┌────────

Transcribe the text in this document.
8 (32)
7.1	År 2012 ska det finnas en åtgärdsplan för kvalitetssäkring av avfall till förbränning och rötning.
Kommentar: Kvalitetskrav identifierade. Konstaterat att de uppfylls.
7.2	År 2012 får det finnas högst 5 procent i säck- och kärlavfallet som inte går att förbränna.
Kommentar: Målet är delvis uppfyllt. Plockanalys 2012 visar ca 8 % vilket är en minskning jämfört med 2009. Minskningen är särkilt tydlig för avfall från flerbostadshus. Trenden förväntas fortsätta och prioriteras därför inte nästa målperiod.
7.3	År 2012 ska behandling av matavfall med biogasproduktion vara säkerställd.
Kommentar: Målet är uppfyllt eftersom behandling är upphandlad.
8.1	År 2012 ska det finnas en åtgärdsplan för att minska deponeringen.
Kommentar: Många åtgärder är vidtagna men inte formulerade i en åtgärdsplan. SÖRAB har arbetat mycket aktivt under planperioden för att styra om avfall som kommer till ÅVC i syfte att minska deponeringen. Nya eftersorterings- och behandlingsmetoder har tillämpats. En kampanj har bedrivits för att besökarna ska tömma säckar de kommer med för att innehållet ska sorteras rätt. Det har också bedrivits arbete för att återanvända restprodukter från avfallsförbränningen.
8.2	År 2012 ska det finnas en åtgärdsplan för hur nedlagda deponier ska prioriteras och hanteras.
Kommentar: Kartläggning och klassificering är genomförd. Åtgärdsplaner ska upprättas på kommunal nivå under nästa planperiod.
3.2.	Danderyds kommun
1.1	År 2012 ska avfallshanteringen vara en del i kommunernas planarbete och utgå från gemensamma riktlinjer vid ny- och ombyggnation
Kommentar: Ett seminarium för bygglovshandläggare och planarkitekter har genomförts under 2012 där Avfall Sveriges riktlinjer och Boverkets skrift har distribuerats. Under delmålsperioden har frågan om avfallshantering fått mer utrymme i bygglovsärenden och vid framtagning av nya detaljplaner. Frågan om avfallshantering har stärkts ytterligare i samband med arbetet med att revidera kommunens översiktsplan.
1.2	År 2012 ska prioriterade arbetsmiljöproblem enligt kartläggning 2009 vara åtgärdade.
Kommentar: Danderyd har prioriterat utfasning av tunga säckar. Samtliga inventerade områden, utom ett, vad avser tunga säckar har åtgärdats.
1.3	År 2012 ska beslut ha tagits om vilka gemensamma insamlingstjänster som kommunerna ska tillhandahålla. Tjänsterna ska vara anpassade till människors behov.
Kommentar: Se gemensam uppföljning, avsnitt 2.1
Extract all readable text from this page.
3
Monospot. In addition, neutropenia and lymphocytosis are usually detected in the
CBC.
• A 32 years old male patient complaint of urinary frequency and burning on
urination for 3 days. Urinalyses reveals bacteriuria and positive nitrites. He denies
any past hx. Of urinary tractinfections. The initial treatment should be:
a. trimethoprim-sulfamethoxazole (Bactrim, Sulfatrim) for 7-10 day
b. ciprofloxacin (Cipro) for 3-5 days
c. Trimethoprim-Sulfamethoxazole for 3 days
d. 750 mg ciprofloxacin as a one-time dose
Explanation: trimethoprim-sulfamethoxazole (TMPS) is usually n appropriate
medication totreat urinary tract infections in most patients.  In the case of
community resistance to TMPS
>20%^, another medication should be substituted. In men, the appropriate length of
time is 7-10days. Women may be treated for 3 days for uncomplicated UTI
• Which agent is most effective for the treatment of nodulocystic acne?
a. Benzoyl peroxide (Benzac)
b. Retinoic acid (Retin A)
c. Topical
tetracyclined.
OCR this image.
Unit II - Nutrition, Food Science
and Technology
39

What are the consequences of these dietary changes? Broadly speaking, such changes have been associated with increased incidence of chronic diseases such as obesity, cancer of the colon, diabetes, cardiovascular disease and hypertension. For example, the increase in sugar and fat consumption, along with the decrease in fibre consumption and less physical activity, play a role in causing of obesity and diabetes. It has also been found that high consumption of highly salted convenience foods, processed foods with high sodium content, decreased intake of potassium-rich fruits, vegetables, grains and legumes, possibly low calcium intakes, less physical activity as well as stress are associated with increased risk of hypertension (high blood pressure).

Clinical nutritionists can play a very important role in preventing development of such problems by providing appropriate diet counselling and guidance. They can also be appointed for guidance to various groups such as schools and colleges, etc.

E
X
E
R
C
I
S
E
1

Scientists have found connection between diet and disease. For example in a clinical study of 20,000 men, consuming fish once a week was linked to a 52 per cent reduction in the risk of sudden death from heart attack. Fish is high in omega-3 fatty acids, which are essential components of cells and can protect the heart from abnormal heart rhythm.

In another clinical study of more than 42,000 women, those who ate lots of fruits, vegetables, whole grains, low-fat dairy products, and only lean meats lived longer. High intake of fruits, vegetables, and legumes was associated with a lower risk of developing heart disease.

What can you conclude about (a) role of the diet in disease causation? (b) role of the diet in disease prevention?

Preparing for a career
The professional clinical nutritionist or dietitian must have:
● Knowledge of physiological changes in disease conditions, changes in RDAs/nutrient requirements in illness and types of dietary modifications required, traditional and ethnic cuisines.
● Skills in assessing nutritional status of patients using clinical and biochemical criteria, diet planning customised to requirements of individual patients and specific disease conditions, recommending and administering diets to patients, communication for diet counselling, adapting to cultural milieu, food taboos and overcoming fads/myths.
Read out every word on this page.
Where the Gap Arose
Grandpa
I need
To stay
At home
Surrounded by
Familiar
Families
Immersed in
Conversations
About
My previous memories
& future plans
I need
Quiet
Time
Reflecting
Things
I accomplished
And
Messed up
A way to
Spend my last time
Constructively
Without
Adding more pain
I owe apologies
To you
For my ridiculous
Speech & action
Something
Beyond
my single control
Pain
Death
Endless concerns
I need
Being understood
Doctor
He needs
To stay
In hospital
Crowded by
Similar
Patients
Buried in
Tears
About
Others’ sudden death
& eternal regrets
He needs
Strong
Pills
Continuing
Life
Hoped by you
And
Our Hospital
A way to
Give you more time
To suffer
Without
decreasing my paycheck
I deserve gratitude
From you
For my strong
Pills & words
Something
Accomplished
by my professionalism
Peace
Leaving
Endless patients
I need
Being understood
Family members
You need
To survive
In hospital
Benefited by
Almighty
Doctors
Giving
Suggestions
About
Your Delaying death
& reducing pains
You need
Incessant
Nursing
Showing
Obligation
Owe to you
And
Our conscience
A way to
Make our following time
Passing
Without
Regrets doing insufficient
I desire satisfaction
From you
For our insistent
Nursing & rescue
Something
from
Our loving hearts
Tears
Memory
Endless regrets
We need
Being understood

└────────

▶ Brief:
Write out all the records above again, exactly as they stand.

▶ Output:
Transcribe the text in this document.
8 (32)
7.1	År 2012 ska det finnas en åtgärdsplan för kvalitetssäkring av avfall till förbränning och rötning.
Kommentar: Kvalitetskrav identifierade. Konstaterat att de uppfylls.
7.2	År 2012 får det finnas högst 5 procent i säck- och kärlavfallet som inte går att förbränna.
Kommentar: Målet är delvis uppfyllt. Plockanalys 2012 visar ca 8 % vilket är en minskning jämfört med 2009. Minskningen är särkilt tydlig för avfall från flerbostadshus. Trenden förväntas fortsätta och prioriteras därför inte nästa målperiod.
7.3	År 2012 ska behandling av matavfall med biogasproduktion vara säkerställd.
Kommentar: Målet är uppfyllt eftersom behandling är upphandlad.
8.1	År 2012 ska det finnas en åtgärdsplan för att minska deponeringen.
Kommentar: Många åtgärder är vidtagna men inte formulerade i en åtgärdsplan. SÖRAB har arbetat mycket aktivt under planperioden för att styra om avfall som kommer till ÅVC i syfte att minska deponeringen. Nya eftersorterings- och behandlingsmetoder har tillämpats. En kampanj har bedrivits för att besökarna ska tömma säckar de kommer med för att innehållet ska sorteras rätt. Det har också bedrivits arbete för att återanvända restprodukter från avfallsförbränningen.
8.2	År 2012 ska det finnas en åtgärdsplan för hur nedlagda deponier ska prioriteras och hanteras.
Kommentar: Kartläggning och klassificering är genomförd. Åtgärdsplaner ska upprättas på kommunal nivå under nästa planperiod.
3.2.	Danderyds kommun
1.1	År 2012 ska avfallshanteringen vara en del i kommunernas planarbete och utgå från gemensamma riktlinjer vid ny- och ombyggnation
Kommentar: Ett seminarium för bygglovshandläggare och planarkitekter har genomförts under 2012 där Avfall Sveriges riktlinjer och Boverkets skrift har distribuerats. Under delmålsperioden har frågan om avfallshantering fått mer utrymme i bygglovsärenden och vid framtagning av nya detaljplaner. Frågan om avfallshantering har stärkts ytterligare i samband med arbetet med att revidera kommunens översiktsplan.
1.2	År 2012 ska prioriterade arbetsmiljöproblem enligt kartläggning 2009 vara åtgärdade.
Kommentar: Danderyd har prioriterat utfasning av tunga säckar. Samtliga inventerade områden, utom ett, vad avser tunga säckar har åtgärdats.
1.3	År 2012 ska beslut ha tagits om vilka gemensamma insamlingstjänster som kommunerna ska tillhandahålla. Tjänsterna ska vara anpassade till människors behov.
Kommentar: Se gemensam uppföljning, avsnitt 2.1
Extract all readable text from this page.
3
Monospot. In addition, neutropenia and lymphocytosis are usually detected in the
CBC.
• A 32 years old male patient complaint of urinary frequency and burning on
urination for 3 days. Urinalyses reveals bacteriuria and positive nitrites. He denies
any past hx. Of urinary tractinfections. The initial treatment should be:
a. trimethoprim-sulfamethoxazole (Bactrim, Sulfatrim) for 7-10 day
b. ciprofloxacin (Cipro) for 3-5 days
c. Trimethoprim-Sulfamethoxazole for 3 days
d. 750 mg ciprofloxacin as a one-time dose
Explanation: trimethoprim-sulfamethoxazole (TMPS) is usually n appropriate
medication totreat urinary tract infections in most patients.  In the case of
community resistance to TMPS
>20%^, another medication should be substituted. In men, the appropriate length of
time is 7-10days. Women may be treated for 3 days for uncomplicated UTI
• Which agent is most effective for the treatment of nodulocystic acne?
a. Benzoyl peroxide (Benzac)
b. Retinoic acid (Retin A)
c. Topical
tetracyclined.
OCR this image.
Unit II - Nutrition, Food Science
and Technology
39

What are the consequences of these dietary changes? Broadly speaking, such changes have been associated with increased incidence of chronic diseases such as obesity, cancer of the colon, diabetes, cardiovascular disease and hypertension. For example, the increase in sugar and fat consumption, along with the decrease in fibre consumption and less physical activity, play a role in causing of obesity and diabetes. It has also been found that high consumption of highly salted convenience foods, processed foods with high sodium content, decreased intake of potassium-rich fruits, vegetables, grains and legumes, possibly low calcium intakes, less physical activity as well as stress are associated with increased risk of hypertension (high blood pressure).

Clinical nutritionists can play a very important role in preventing development of such problems by providing appropriate diet counselling and guidance. They can also be appointed for guidance to various groups such as schools and colleges, etc.

E
X
E
R
C
I
S
E
1

Scientists have found connection between diet and disease. For example in a clinical study of 20,000 men, consuming fish once a week was linked to a 52 per cent reduction in the risk of sudden death from heart attack. Fish is high in omega-3 fatty acids, which are essential components of cells and can protect the heart from abnormal heart rhythm.

In another clinical study of more than 42,000 women, those who ate lots of fruits, vegetables, whole grains, low-fat dairy products, and only lean meats lived longer. High intake of fruits, vegetables, and legumes was associated with a lower risk of developing heart disease.

What can you conclude about (a) role of the diet in disease causation? (b) role of the diet in disease prevention?

Preparing for a career
The professional clinical nutritionist or dietitian must have:
● Knowledge of physiological changes in disease conditions, changes in RDAs/nutrient requirements in illness and types of dietary modifications required, traditional and ethnic cuisines.
● Skills in assessing nutritional status of patients using clinical and biochemical criteria, diet planning customised to requirements of individual patients and specific disease conditions, recommending and administering diets to patients, communication for diet counselling, adapting to cultural milieu, food taboos and overcoming fads/myths.
Read out every word on this page.
Where the Gap Arose
Grandpa
I need
To stay
At home
Surrounded by
Familiar
Families
Immersed in
Conversations
About
My previous memories
& future plans
I need
Quiet
Time
Reflecting
Things
I accomplished
And
Messed up
A way to
Spend my last time
Constructively
Without
Adding more pain
I owe apologies
To you
For my ridiculous
Speech & action
Something
Beyond
my single control
Pain
Death
Endless concerns
I need
Being understood
Doctor
He needs
To stay
In hospital
Crowded by
Similar
Patients
Buried in
Tears
About
Others’ sudden death
& eternal regrets
He needs
Strong
Pills
Continuing
Life
Hoped by you
And
Our Hospital
A way to
Give you more time
To suffer
Without
decreasing my paycheck
I deserve gratitude
From you
For my strong
Pills & words
Something
Accomplished
by my professionalism
Peace
Leaving
Endless patients
I need
Being understood
Family members
You need
To survive
In hospital
Benefited by
Almighty
Doctors
Giving
Suggestions
About
Your Delaying death
& reducing pains
You need
Incessant
Nursing
Showing
Obligation
Owe to you
And
Our conscience
A way to
Make our following time
Passing
Without
Regrets doing insufficient
I desire satisfaction
From you
For our insistent
Nursing & rescue
Something
from
Our loving hearts
Tears
Memory
Endless regrets
We need
Being understood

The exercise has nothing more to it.